▶ _EXERCISE AIM_:
Return all lines from the listing below in which the string "data" occurs.

▶ _ENTRIES SHOWN_:
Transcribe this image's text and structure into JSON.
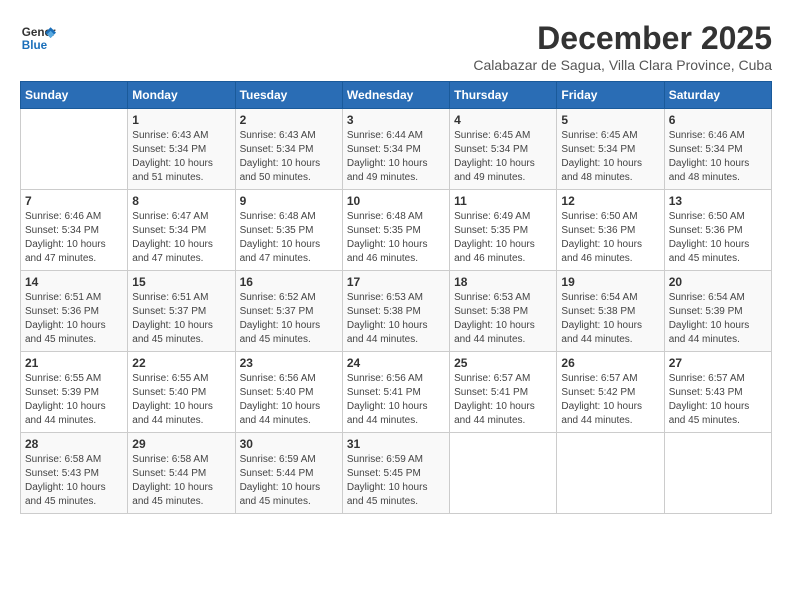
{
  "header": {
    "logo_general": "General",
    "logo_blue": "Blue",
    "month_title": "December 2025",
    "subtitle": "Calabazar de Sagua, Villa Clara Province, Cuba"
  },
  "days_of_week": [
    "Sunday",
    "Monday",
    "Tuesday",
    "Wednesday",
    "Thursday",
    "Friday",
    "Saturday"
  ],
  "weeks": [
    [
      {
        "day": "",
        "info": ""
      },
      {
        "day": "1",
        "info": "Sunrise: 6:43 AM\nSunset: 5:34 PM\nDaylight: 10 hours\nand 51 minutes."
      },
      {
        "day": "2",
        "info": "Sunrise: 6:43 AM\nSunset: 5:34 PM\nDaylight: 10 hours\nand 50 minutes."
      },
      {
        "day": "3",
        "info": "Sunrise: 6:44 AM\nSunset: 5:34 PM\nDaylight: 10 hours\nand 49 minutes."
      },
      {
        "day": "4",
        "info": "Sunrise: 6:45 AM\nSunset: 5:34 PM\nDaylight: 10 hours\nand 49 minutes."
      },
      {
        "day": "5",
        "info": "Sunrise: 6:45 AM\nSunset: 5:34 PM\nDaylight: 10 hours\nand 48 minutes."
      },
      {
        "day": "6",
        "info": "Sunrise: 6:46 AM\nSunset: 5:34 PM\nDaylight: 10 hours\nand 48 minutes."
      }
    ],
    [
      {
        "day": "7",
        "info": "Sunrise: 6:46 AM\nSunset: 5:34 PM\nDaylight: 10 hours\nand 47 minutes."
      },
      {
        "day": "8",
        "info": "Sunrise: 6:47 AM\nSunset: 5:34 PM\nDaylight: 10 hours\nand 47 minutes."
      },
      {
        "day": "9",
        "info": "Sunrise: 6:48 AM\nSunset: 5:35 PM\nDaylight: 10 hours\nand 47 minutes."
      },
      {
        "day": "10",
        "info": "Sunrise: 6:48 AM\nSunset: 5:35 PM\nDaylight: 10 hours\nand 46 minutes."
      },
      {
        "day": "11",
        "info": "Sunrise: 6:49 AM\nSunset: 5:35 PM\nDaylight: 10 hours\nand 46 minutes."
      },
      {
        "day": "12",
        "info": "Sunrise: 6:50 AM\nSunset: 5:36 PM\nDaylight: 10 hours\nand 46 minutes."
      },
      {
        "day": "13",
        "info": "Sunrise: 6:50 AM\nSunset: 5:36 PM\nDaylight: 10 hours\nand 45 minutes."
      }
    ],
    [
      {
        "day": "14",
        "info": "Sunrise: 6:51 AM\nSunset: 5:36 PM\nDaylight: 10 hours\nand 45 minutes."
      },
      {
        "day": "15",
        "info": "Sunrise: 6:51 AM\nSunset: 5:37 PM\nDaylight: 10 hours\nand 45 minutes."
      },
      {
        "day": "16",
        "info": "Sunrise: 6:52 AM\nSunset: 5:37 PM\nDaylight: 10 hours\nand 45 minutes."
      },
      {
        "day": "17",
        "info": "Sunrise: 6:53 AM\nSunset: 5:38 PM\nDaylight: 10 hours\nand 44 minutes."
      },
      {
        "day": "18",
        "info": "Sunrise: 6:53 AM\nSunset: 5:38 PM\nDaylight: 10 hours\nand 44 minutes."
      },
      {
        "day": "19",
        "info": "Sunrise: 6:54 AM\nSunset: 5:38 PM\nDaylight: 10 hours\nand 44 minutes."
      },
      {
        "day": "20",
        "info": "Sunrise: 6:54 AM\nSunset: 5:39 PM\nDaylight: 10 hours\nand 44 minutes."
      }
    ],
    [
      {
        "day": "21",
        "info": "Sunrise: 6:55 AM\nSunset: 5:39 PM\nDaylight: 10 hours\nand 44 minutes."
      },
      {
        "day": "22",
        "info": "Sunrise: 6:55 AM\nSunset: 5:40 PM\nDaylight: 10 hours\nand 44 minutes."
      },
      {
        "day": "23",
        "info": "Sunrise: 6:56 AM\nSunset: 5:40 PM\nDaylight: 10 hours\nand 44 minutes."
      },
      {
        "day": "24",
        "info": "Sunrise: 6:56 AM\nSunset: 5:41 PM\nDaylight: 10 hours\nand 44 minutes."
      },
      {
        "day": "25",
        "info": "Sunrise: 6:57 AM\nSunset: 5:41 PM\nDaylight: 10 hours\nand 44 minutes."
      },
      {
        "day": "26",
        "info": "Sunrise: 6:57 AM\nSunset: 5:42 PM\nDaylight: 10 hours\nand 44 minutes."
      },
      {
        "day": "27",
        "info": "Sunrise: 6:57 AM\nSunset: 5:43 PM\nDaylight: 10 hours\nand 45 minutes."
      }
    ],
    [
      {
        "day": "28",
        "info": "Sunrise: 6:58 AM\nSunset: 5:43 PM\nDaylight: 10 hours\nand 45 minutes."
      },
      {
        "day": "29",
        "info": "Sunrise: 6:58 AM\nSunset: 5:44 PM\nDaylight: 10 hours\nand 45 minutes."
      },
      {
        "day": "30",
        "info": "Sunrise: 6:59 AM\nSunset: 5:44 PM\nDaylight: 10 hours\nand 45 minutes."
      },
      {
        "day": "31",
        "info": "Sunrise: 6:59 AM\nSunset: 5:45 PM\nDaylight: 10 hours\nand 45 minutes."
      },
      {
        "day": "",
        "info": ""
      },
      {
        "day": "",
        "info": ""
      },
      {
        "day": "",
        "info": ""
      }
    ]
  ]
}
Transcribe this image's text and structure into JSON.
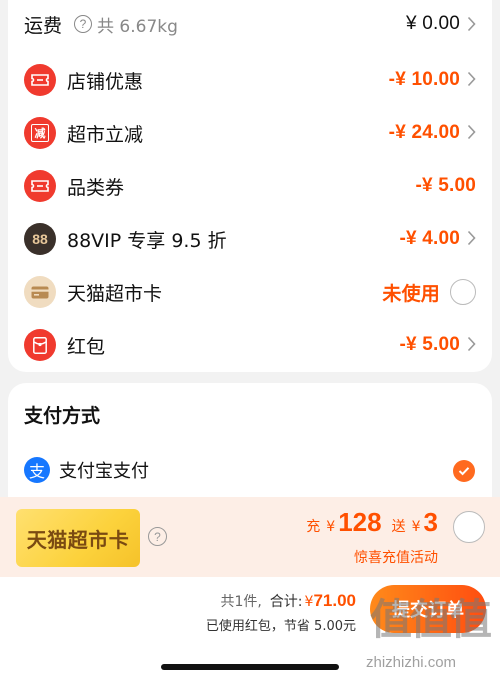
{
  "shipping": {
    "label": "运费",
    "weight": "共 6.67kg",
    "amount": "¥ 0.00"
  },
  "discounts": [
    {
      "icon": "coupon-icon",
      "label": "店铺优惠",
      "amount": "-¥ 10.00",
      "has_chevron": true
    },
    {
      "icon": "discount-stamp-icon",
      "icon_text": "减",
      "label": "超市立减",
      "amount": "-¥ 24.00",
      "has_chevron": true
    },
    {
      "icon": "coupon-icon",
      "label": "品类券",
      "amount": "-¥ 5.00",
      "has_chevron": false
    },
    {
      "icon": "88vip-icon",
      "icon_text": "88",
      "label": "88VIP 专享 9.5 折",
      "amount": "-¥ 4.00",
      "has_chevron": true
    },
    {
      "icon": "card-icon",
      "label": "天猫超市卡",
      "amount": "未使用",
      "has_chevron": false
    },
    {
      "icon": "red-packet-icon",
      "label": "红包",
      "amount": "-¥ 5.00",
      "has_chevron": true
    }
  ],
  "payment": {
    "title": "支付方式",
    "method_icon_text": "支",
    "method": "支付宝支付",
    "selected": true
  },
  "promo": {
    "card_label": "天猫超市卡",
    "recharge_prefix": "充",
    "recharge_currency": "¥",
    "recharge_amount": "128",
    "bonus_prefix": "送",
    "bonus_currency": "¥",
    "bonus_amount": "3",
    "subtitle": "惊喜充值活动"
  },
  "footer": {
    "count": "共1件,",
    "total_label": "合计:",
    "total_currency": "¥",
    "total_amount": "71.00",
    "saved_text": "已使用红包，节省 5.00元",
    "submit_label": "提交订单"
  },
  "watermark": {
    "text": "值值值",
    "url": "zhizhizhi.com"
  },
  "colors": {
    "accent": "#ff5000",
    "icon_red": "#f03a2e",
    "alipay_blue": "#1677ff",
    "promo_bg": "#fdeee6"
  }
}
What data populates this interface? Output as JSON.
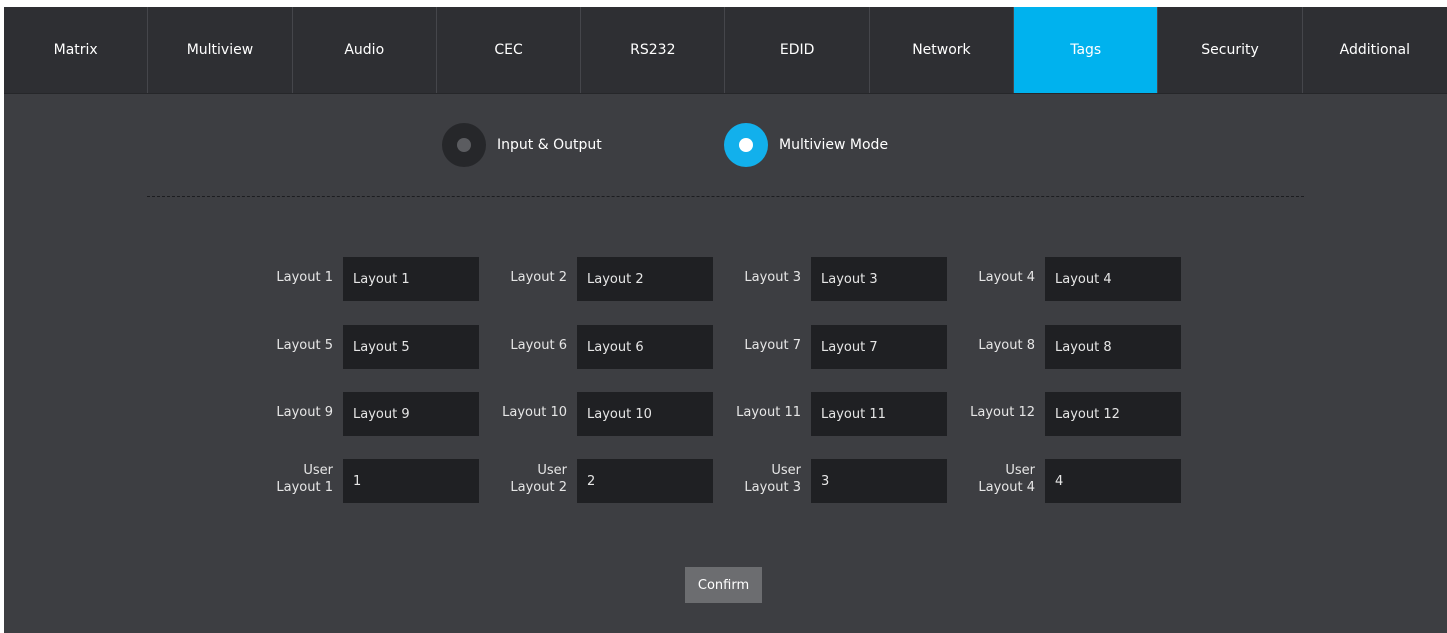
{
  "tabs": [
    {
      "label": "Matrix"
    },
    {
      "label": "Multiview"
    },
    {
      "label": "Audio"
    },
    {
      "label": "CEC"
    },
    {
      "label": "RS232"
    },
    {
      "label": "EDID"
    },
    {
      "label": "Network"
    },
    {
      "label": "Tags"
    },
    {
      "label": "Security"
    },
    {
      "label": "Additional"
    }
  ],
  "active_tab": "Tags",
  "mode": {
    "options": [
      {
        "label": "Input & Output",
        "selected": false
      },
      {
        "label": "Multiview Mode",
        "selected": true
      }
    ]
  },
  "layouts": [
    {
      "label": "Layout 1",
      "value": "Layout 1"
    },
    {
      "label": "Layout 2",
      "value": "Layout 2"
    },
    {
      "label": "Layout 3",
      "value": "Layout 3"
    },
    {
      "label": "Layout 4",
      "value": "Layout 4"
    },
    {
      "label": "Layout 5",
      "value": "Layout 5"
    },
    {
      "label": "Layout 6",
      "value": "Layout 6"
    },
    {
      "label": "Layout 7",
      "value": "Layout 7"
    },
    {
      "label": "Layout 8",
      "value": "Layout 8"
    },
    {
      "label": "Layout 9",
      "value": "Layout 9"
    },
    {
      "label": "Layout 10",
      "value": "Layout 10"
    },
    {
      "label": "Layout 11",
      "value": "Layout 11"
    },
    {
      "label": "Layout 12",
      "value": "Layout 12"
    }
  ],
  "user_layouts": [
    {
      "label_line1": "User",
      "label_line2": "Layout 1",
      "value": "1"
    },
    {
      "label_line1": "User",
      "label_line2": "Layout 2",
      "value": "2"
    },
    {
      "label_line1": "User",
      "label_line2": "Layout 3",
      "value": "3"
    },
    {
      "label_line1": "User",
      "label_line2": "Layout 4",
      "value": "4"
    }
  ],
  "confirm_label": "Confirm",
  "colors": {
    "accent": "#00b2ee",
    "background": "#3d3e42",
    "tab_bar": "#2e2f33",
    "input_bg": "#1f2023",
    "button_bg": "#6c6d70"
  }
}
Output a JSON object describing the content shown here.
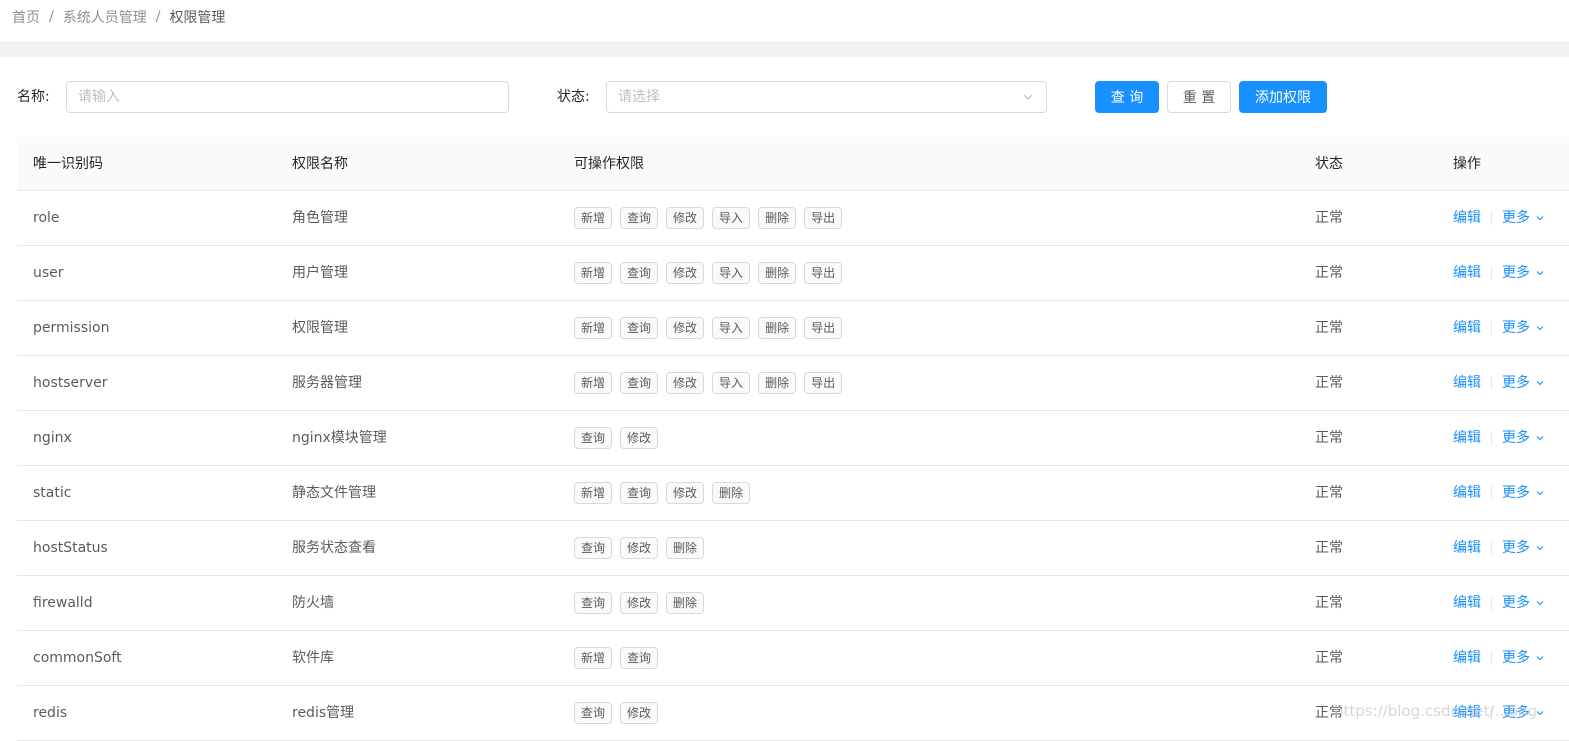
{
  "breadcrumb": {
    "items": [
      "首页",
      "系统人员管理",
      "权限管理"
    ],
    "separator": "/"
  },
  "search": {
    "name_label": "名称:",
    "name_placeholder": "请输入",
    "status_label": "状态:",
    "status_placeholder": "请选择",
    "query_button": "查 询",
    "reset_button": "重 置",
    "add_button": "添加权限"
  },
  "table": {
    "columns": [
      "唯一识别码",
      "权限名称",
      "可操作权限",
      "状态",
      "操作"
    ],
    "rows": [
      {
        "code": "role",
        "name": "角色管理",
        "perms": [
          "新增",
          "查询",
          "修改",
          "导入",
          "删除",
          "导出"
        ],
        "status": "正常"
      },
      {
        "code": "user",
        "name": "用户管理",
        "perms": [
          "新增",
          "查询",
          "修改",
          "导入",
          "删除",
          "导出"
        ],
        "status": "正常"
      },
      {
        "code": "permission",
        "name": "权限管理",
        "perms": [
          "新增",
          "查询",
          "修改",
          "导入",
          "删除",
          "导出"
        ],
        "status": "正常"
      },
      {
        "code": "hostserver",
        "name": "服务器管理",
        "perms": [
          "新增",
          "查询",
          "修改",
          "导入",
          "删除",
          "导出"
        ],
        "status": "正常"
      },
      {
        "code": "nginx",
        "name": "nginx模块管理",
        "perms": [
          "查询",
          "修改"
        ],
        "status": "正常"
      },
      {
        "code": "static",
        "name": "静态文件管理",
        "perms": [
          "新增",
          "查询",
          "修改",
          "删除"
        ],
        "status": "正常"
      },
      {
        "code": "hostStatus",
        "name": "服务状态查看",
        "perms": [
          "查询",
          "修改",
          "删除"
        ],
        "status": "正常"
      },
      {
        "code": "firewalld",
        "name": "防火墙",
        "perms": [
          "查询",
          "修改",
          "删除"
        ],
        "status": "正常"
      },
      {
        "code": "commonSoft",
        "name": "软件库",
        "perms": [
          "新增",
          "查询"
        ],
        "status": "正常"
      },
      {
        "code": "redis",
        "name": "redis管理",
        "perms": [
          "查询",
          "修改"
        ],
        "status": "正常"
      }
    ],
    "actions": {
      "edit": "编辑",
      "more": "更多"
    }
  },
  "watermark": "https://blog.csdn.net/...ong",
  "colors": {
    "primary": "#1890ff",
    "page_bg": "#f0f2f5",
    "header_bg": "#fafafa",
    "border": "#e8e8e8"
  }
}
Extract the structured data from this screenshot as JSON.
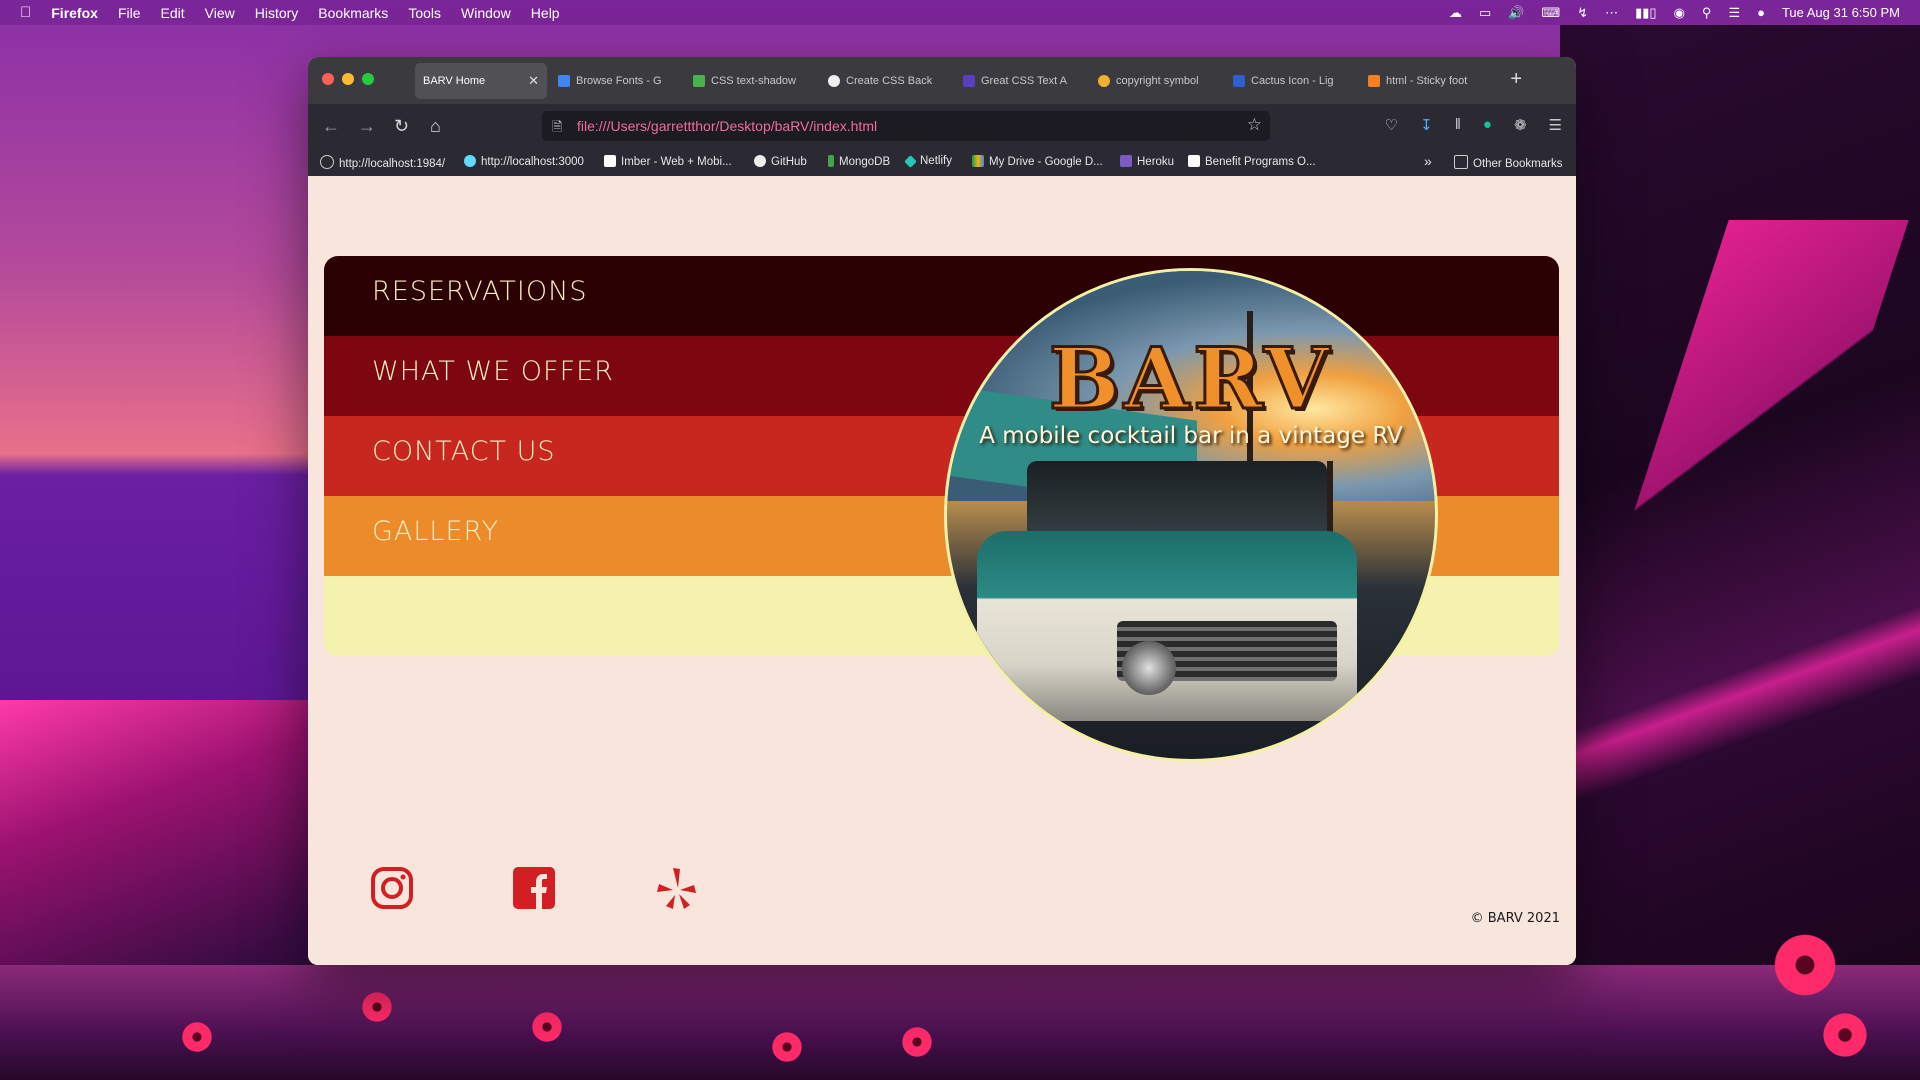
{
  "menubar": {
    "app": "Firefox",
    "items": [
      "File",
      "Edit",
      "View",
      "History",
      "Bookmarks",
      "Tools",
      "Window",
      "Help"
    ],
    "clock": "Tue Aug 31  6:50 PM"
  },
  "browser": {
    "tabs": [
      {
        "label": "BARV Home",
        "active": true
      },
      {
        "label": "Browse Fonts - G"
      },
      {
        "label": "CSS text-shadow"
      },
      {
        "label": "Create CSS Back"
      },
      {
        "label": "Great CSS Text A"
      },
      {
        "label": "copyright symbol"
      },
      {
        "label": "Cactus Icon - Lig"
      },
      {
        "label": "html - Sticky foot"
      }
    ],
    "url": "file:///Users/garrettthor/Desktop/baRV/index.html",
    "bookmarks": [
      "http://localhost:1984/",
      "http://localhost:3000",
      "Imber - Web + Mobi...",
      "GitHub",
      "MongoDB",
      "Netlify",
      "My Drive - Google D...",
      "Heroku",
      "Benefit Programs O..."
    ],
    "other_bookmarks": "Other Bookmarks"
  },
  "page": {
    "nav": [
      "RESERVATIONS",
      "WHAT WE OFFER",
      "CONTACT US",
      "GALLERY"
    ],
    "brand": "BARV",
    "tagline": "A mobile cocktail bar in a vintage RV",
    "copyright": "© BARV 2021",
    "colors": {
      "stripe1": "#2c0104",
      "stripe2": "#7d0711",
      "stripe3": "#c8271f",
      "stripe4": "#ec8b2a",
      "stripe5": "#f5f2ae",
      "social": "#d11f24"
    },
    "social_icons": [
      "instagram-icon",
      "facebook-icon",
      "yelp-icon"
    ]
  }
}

▶ _TASK RESPONSE_:
What data populates this interface? Output as JSON.
Extract the structured data from this screenshot as JSON.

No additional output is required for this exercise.